■ Exercise objective
Without the pictures, copy all the entries below exactly.

# # #

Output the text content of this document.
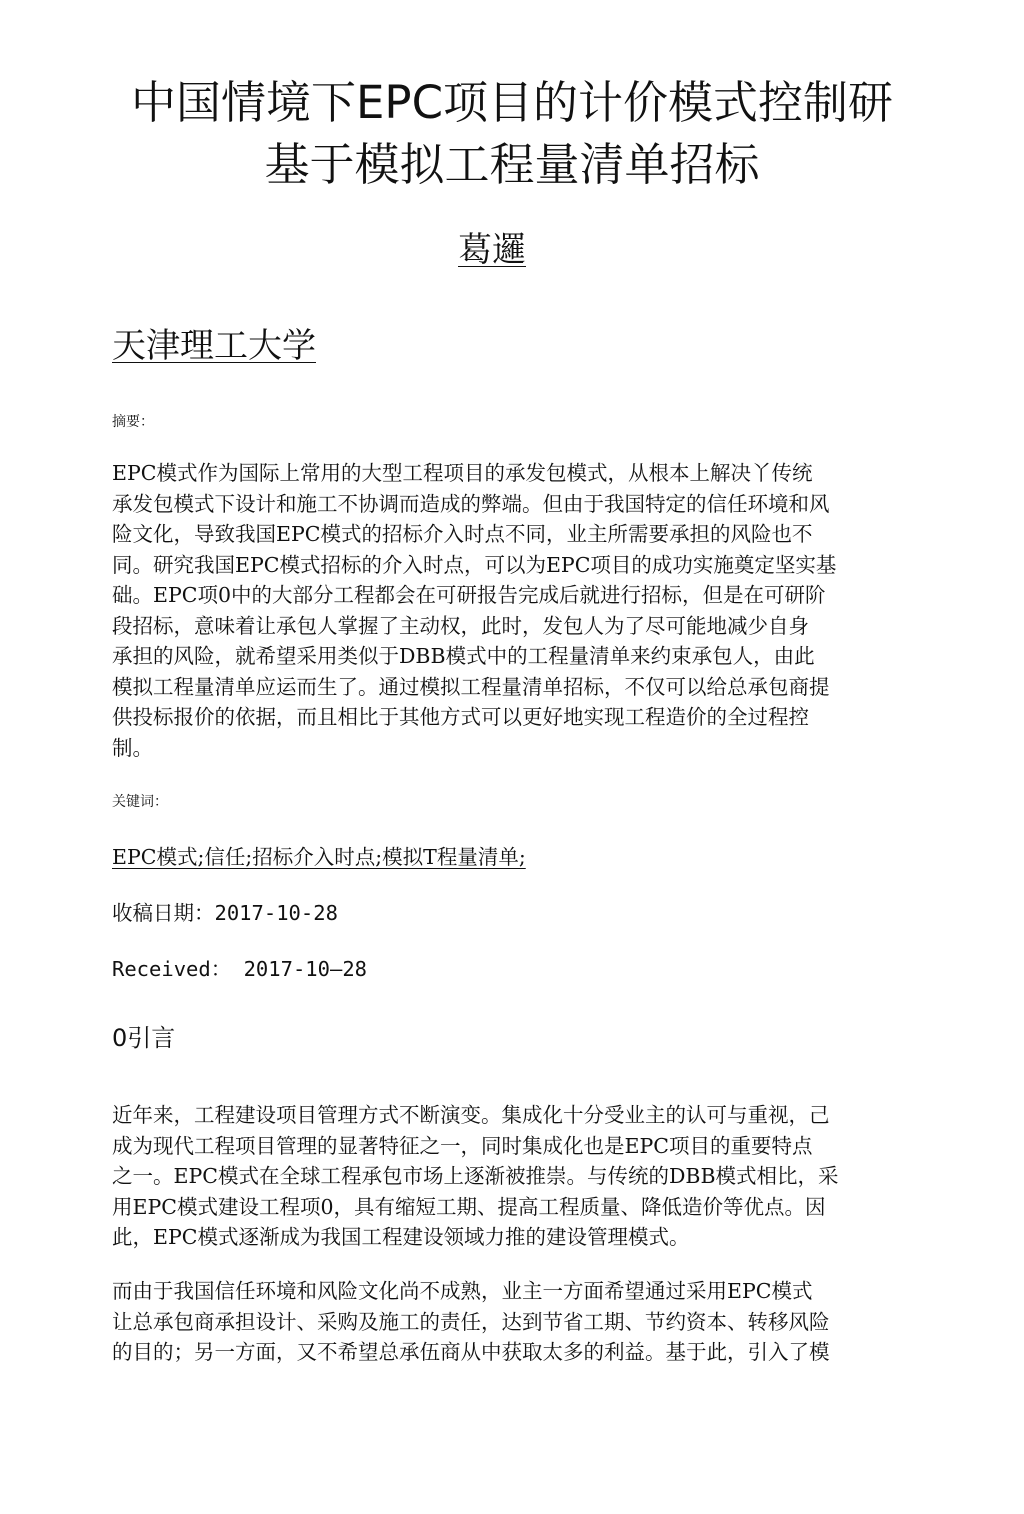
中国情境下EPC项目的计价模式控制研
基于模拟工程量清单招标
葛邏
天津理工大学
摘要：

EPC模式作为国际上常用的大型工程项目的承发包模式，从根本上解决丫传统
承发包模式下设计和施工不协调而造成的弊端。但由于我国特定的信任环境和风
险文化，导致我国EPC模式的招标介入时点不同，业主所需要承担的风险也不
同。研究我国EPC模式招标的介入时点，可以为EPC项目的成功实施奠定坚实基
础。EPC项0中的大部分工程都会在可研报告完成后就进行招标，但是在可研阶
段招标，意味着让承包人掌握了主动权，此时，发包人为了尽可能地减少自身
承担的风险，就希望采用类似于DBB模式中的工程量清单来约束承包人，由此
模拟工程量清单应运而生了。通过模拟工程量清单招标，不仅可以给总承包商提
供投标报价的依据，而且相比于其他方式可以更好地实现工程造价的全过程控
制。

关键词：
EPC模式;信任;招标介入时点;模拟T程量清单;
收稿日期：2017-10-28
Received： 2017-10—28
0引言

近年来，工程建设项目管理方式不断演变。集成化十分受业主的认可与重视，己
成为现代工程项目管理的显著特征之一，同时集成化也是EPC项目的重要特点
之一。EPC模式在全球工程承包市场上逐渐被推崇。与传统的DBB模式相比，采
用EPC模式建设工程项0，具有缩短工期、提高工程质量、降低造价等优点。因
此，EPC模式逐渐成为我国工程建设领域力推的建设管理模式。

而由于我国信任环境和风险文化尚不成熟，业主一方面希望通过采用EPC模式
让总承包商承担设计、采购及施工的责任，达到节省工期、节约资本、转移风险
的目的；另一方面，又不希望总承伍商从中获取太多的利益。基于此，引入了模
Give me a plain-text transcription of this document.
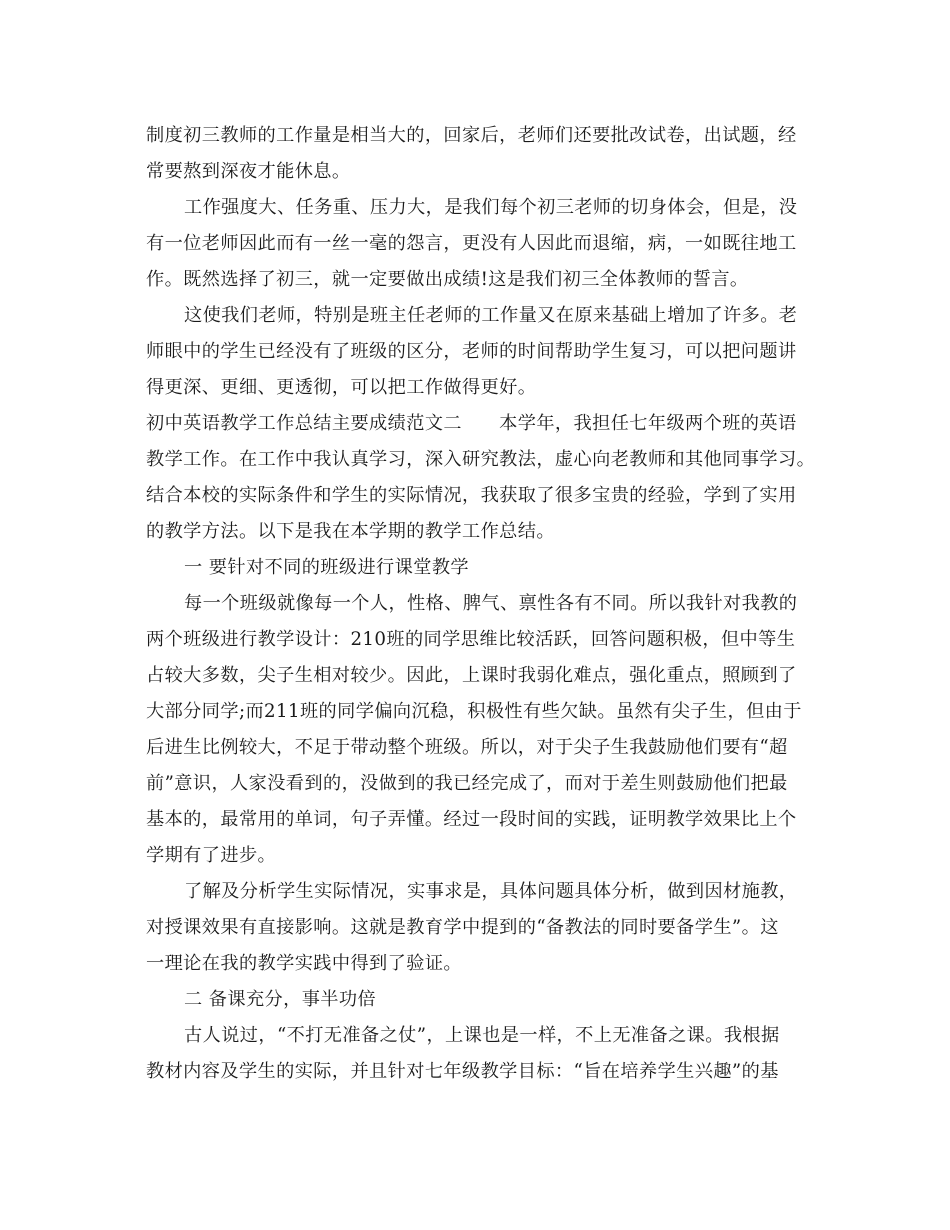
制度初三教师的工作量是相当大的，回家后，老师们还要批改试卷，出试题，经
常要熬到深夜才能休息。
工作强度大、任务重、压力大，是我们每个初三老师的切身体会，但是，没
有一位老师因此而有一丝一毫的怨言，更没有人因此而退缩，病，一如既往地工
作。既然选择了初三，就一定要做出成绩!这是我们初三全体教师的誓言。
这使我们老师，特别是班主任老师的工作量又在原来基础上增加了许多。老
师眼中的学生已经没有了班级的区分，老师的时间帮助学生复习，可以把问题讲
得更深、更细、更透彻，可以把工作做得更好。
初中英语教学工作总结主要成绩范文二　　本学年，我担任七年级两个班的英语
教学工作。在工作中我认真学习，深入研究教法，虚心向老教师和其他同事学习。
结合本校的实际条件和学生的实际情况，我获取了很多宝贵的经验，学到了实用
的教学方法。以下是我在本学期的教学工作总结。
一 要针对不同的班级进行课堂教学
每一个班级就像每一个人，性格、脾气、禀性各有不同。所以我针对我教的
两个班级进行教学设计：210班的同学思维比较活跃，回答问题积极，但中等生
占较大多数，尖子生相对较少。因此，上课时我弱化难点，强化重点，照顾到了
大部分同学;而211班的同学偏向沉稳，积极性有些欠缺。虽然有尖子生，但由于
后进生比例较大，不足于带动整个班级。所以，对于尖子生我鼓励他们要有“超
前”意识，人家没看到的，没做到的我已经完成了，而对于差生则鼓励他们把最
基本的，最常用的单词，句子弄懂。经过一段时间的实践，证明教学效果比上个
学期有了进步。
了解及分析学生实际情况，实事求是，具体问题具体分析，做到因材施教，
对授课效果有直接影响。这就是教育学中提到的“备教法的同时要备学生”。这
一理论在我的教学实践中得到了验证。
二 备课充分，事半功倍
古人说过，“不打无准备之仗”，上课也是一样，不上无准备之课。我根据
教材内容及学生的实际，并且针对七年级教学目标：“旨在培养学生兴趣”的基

# # #

■ Answer to the task
Output the text content of this document.
中国情境下EPC项目的计价模式控制研
基于模拟工程量清单招标
葛邏
天津理工大学
摘要：

EPC模式作为国际上常用的大型工程项目的承发包模式，从根本上解决丫传统
承发包模式下设计和施工不协调而造成的弊端。但由于我国特定的信任环境和风
险文化，导致我国EPC模式的招标介入时点不同，业主所需要承担的风险也不
同。研究我国EPC模式招标的介入时点，可以为EPC项目的成功实施奠定坚实基
础。EPC项0中的大部分工程都会在可研报告完成后就进行招标，但是在可研阶
段招标，意味着让承包人掌握了主动权，此时，发包人为了尽可能地减少自身
承担的风险，就希望采用类似于DBB模式中的工程量清单来约束承包人，由此
模拟工程量清单应运而生了。通过模拟工程量清单招标，不仅可以给总承包商提
供投标报价的依据，而且相比于其他方式可以更好地实现工程造价的全过程控
制。

关键词：
EPC模式;信任;招标介入时点;模拟T程量清单;
收稿日期：2017-10-28
Received： 2017-10—28
0引言

近年来，工程建设项目管理方式不断演变。集成化十分受业主的认可与重视，己
成为现代工程项目管理的显著特征之一，同时集成化也是EPC项目的重要特点
之一。EPC模式在全球工程承包市场上逐渐被推崇。与传统的DBB模式相比，采
用EPC模式建设工程项0，具有缩短工期、提高工程质量、降低造价等优点。因
此，EPC模式逐渐成为我国工程建设领域力推的建设管理模式。

而由于我国信任环境和风险文化尚不成熟，业主一方面希望通过采用EPC模式
让总承包商承担设计、采购及施工的责任，达到节省工期、节约资本、转移风险
的目的；另一方面，又不希望总承伍商从中获取太多的利益。基于此，引入了模
Give me a plain-text transcription of this document.
制度初三教师的工作量是相当大的，回家后，老师们还要批改试卷，出试题，经
常要熬到深夜才能休息。
工作强度大、任务重、压力大，是我们每个初三老师的切身体会，但是，没
有一位老师因此而有一丝一毫的怨言，更没有人因此而退缩，病，一如既往地工
作。既然选择了初三，就一定要做出成绩!这是我们初三全体教师的誓言。
这使我们老师，特别是班主任老师的工作量又在原来基础上增加了许多。老
师眼中的学生已经没有了班级的区分，老师的时间帮助学生复习，可以把问题讲
得更深、更细、更透彻，可以把工作做得更好。
初中英语教学工作总结主要成绩范文二　　本学年，我担任七年级两个班的英语
教学工作。在工作中我认真学习，深入研究教法，虚心向老教师和其他同事学习。
结合本校的实际条件和学生的实际情况，我获取了很多宝贵的经验，学到了实用
的教学方法。以下是我在本学期的教学工作总结。
一 要针对不同的班级进行课堂教学
每一个班级就像每一个人，性格、脾气、禀性各有不同。所以我针对我教的
两个班级进行教学设计：210班的同学思维比较活跃，回答问题积极，但中等生
占较大多数，尖子生相对较少。因此，上课时我弱化难点，强化重点，照顾到了
大部分同学;而211班的同学偏向沉稳，积极性有些欠缺。虽然有尖子生，但由于
后进生比例较大，不足于带动整个班级。所以，对于尖子生我鼓励他们要有“超
前”意识，人家没看到的，没做到的我已经完成了，而对于差生则鼓励他们把最
基本的，最常用的单词，句子弄懂。经过一段时间的实践，证明教学效果比上个
学期有了进步。
了解及分析学生实际情况，实事求是，具体问题具体分析，做到因材施教，
对授课效果有直接影响。这就是教育学中提到的“备教法的同时要备学生”。这
一理论在我的教学实践中得到了验证。
二 备课充分，事半功倍
古人说过，“不打无准备之仗”，上课也是一样，不上无准备之课。我根据
教材内容及学生的实际，并且针对七年级教学目标：“旨在培养学生兴趣”的基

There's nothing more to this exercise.